# PROVIDED MATERIAL:

>> START

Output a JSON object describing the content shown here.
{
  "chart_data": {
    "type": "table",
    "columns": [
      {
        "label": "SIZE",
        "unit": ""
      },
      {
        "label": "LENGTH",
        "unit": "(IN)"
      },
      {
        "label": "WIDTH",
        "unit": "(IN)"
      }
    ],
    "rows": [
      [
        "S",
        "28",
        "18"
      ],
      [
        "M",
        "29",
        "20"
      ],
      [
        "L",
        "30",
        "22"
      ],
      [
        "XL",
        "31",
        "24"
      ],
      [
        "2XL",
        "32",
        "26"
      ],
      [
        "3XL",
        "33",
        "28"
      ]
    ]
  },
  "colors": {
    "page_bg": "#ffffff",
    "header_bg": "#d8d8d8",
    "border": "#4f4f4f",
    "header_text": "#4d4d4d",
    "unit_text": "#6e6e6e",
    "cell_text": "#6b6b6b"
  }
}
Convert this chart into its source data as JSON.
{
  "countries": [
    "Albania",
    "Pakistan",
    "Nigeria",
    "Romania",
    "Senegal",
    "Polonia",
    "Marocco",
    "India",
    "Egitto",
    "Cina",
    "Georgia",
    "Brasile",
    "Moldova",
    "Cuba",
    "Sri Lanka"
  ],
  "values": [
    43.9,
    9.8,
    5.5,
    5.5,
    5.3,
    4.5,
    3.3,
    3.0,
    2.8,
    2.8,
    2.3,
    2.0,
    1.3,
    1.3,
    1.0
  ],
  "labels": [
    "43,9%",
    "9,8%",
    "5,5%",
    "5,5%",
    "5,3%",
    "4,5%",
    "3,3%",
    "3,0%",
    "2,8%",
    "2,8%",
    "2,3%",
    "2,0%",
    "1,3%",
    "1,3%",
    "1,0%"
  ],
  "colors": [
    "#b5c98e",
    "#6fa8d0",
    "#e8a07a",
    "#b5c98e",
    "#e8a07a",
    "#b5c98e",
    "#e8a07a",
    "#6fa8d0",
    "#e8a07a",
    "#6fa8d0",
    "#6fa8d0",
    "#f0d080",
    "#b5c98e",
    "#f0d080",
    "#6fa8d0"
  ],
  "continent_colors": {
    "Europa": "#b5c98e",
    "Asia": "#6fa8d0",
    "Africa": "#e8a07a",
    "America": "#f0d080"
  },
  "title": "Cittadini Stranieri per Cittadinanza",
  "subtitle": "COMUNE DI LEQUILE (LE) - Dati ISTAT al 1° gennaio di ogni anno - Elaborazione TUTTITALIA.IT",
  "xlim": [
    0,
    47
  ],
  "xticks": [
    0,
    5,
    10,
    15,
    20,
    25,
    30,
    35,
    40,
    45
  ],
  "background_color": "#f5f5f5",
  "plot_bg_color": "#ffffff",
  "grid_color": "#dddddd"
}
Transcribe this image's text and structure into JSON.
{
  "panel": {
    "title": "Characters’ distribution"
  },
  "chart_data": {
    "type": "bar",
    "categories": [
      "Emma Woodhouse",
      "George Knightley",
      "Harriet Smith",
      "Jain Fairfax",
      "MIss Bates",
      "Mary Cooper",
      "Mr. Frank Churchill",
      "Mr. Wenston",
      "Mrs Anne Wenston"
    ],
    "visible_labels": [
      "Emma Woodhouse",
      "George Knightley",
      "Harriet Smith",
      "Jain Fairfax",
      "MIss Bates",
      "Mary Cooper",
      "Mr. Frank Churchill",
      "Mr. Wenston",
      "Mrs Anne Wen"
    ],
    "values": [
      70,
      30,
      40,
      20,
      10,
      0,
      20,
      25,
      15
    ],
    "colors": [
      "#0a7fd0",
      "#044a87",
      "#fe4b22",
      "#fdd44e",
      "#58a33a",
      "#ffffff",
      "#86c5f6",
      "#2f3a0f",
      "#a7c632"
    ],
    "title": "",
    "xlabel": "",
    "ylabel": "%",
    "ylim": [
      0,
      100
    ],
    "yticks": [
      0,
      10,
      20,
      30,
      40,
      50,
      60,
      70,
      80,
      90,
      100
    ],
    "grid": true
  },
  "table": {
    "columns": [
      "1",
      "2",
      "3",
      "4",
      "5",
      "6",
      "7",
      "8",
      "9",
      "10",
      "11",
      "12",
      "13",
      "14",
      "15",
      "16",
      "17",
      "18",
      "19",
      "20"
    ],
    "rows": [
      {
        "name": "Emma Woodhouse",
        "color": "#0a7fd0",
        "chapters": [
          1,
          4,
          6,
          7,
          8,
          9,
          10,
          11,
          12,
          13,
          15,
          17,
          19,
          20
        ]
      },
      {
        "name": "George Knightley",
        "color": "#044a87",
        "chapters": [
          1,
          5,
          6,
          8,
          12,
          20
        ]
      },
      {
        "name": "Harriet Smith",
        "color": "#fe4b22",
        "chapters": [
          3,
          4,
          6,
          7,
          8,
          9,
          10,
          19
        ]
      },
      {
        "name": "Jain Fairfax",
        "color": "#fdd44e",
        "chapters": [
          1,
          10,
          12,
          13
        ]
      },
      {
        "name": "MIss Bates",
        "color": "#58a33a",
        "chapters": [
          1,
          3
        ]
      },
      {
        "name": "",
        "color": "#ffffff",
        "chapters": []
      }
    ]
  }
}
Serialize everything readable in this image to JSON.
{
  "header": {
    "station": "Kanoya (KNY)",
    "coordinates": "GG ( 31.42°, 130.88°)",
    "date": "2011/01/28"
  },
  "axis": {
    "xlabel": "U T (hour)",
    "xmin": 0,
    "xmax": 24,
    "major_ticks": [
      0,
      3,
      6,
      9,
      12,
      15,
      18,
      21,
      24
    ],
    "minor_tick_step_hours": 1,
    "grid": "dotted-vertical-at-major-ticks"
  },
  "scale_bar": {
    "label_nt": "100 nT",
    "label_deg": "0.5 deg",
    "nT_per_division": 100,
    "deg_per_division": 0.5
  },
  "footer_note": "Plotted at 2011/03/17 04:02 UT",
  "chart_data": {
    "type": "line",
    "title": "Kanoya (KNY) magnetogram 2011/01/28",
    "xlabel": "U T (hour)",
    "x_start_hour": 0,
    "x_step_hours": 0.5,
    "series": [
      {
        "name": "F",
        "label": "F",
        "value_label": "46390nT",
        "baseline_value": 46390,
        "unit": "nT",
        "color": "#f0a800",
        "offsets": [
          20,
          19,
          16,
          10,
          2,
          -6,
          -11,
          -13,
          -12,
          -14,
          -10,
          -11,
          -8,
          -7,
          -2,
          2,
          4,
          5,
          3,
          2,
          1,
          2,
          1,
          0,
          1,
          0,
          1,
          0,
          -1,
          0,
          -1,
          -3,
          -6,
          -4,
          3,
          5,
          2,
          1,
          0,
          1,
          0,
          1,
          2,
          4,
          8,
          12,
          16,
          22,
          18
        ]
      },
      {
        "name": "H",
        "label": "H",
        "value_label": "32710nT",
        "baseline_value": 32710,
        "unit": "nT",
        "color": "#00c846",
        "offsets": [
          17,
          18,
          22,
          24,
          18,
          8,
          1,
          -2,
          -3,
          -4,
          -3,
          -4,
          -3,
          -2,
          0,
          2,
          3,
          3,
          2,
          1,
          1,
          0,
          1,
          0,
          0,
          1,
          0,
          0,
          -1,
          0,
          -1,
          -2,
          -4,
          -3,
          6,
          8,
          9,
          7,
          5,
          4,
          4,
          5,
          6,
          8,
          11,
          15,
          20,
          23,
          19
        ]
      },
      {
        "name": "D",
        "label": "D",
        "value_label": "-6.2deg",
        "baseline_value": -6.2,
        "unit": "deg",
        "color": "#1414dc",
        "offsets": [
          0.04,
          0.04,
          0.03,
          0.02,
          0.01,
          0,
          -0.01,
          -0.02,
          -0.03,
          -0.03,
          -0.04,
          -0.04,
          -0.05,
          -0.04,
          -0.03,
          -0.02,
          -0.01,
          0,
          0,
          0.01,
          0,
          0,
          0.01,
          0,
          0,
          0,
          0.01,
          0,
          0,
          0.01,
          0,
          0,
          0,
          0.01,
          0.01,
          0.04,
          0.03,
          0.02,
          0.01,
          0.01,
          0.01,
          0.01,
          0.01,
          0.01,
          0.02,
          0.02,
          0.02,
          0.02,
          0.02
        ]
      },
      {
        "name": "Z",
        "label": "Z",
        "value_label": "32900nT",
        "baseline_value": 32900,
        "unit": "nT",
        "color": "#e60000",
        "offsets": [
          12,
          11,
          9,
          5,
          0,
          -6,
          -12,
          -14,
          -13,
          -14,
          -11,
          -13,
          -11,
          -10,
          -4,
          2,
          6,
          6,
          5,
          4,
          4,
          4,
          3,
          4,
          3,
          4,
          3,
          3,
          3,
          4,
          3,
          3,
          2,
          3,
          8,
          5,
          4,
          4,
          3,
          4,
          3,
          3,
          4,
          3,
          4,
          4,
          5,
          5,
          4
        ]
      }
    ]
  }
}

>> END

# WORK INSTRUCTIONS:
Track down all lines above with the string "ffffff" and copy them.

# OUTPUT BELOW:
    "page_bg": "#ffffff",
  "plot_bg_color": "#ffffff",
      "#ffffff",
        "color": "#ffffff",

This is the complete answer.